[SOURCE MATERIAL start]

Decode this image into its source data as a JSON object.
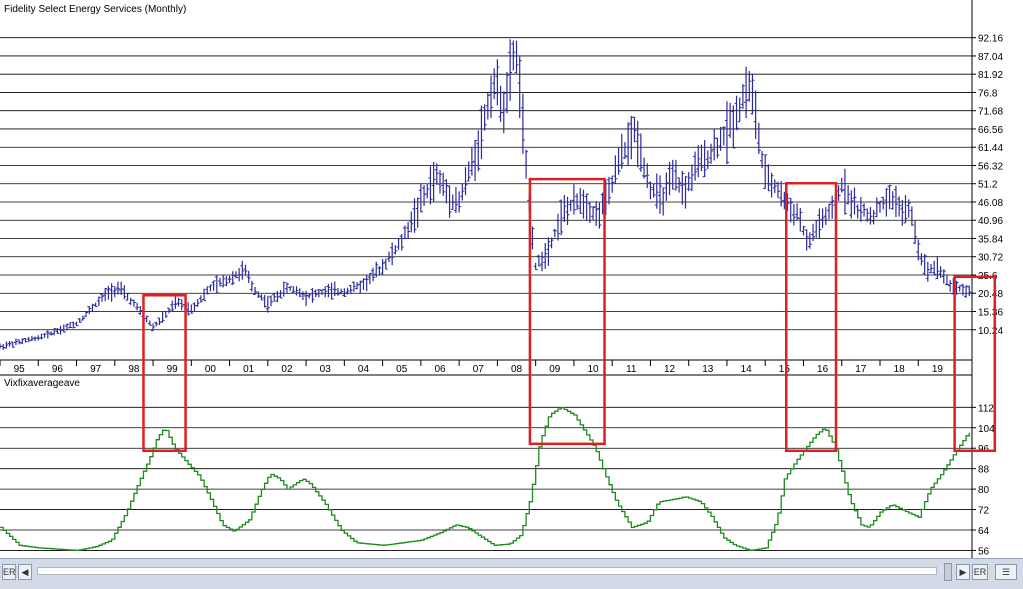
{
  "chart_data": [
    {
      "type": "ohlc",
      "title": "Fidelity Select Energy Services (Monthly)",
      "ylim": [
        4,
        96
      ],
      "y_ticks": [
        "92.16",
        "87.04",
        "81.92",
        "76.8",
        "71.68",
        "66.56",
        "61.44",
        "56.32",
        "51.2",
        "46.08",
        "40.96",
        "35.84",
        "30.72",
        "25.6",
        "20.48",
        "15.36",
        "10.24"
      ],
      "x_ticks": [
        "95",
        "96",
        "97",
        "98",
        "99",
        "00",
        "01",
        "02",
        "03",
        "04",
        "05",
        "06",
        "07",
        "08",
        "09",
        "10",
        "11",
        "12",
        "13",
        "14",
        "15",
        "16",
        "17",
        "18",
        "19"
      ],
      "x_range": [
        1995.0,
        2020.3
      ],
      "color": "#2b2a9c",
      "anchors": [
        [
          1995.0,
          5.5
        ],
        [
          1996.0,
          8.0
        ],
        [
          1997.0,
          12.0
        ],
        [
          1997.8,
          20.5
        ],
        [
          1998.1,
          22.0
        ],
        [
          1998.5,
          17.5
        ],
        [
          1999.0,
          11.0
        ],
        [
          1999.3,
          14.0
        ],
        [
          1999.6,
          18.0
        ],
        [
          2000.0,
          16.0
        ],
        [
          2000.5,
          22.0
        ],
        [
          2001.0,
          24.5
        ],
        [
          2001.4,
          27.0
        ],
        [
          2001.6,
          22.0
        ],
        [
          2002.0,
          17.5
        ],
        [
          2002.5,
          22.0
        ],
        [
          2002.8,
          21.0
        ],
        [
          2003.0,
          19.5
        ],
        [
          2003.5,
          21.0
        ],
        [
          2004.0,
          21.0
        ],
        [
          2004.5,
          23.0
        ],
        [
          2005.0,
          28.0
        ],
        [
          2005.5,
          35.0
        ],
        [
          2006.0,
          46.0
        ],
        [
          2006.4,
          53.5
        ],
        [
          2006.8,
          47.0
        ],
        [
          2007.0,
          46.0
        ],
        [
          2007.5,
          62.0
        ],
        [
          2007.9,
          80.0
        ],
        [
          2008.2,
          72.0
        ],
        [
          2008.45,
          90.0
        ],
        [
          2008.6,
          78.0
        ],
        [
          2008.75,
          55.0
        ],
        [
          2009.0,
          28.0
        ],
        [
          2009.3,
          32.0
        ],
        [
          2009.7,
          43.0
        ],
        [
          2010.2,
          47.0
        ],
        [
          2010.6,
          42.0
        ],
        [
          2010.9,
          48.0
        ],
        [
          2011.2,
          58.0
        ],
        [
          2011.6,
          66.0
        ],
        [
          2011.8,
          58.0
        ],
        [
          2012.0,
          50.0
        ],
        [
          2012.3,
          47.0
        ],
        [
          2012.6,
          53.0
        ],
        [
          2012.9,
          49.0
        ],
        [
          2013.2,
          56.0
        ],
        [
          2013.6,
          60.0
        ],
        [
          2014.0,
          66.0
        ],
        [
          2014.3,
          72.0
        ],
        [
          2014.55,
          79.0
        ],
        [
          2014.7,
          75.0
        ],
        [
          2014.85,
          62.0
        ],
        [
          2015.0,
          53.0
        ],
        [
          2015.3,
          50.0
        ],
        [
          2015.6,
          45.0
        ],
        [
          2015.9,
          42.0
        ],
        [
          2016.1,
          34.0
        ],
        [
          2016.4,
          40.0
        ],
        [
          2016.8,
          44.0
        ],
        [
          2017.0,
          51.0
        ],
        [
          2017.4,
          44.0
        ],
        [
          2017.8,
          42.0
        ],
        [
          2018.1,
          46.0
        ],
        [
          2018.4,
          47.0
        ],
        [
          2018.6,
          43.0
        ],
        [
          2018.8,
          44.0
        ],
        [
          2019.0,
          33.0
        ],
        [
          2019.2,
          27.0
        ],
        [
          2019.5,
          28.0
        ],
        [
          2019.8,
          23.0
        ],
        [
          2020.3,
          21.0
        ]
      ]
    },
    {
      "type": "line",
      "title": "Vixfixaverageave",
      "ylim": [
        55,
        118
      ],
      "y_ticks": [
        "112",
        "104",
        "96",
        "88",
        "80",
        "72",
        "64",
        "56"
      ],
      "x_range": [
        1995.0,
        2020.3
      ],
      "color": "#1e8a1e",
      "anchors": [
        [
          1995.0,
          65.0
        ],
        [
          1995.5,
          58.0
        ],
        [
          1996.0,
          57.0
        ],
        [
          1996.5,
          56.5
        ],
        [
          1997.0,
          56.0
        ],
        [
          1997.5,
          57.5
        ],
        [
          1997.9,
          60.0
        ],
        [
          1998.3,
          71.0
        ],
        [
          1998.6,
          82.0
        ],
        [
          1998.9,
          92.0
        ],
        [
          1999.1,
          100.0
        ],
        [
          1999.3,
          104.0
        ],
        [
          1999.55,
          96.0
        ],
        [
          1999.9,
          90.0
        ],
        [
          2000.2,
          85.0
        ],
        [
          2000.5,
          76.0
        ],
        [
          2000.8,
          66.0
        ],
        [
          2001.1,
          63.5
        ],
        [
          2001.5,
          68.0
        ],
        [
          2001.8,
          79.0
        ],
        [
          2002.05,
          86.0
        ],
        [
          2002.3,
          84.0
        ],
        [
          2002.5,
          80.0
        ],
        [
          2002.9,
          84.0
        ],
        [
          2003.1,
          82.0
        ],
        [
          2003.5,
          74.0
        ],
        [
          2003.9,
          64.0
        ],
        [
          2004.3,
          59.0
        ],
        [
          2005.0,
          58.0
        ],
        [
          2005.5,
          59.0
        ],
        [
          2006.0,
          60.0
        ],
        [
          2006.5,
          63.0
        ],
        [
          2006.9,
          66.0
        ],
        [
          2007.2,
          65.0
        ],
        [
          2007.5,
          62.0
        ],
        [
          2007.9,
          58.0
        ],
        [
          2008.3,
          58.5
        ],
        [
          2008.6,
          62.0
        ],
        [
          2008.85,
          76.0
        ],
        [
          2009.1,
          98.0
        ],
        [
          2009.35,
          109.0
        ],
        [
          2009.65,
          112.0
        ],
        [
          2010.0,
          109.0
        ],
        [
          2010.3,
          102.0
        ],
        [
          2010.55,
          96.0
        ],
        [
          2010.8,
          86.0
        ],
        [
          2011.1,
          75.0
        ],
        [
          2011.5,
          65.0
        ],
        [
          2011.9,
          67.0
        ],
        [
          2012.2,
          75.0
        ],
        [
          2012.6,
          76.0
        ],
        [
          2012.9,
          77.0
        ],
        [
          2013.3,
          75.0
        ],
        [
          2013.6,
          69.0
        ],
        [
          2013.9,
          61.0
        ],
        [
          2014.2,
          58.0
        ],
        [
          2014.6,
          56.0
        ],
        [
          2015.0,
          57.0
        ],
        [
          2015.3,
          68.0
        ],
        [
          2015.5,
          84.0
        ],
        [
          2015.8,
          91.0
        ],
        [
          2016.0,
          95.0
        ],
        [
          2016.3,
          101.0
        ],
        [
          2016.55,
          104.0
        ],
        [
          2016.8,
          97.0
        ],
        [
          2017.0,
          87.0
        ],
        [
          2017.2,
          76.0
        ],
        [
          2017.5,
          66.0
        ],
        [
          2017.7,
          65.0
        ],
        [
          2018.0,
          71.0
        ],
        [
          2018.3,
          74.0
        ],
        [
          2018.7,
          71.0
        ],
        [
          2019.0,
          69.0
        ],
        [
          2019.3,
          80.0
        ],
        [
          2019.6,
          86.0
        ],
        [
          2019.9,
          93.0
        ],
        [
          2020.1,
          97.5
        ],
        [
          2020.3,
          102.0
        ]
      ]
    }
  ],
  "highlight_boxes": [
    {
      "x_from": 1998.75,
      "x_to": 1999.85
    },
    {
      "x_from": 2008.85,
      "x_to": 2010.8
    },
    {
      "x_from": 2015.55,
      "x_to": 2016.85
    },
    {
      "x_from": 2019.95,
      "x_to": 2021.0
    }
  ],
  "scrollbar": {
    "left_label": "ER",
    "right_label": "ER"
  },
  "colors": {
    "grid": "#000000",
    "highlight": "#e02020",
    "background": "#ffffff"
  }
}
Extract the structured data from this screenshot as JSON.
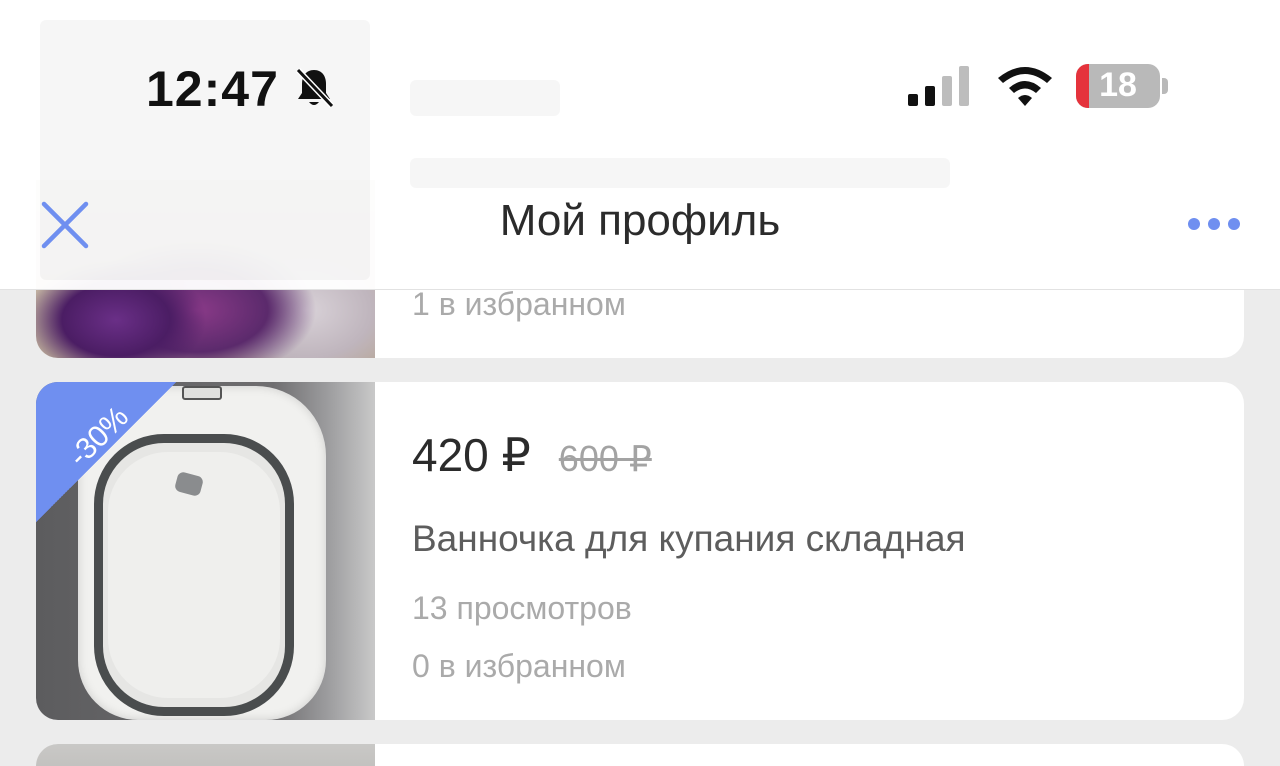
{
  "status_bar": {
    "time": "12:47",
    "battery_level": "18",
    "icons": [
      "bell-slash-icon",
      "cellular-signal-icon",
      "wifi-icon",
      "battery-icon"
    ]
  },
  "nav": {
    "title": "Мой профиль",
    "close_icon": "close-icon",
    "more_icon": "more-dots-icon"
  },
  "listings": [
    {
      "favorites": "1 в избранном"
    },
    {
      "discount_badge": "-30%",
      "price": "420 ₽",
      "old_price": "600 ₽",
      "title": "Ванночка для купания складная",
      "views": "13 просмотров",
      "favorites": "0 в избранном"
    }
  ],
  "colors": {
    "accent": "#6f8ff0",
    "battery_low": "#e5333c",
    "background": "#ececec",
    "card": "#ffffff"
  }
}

[SOURCE MATERIAL end]

• **TASK DETAILS**: Reproduce every line of the listing above in which the string "JSON" appears.

• **FINAL RESULT**:
Decode this image into its source data as a JSON object.
Extract the structured data from this screenshot as JSON.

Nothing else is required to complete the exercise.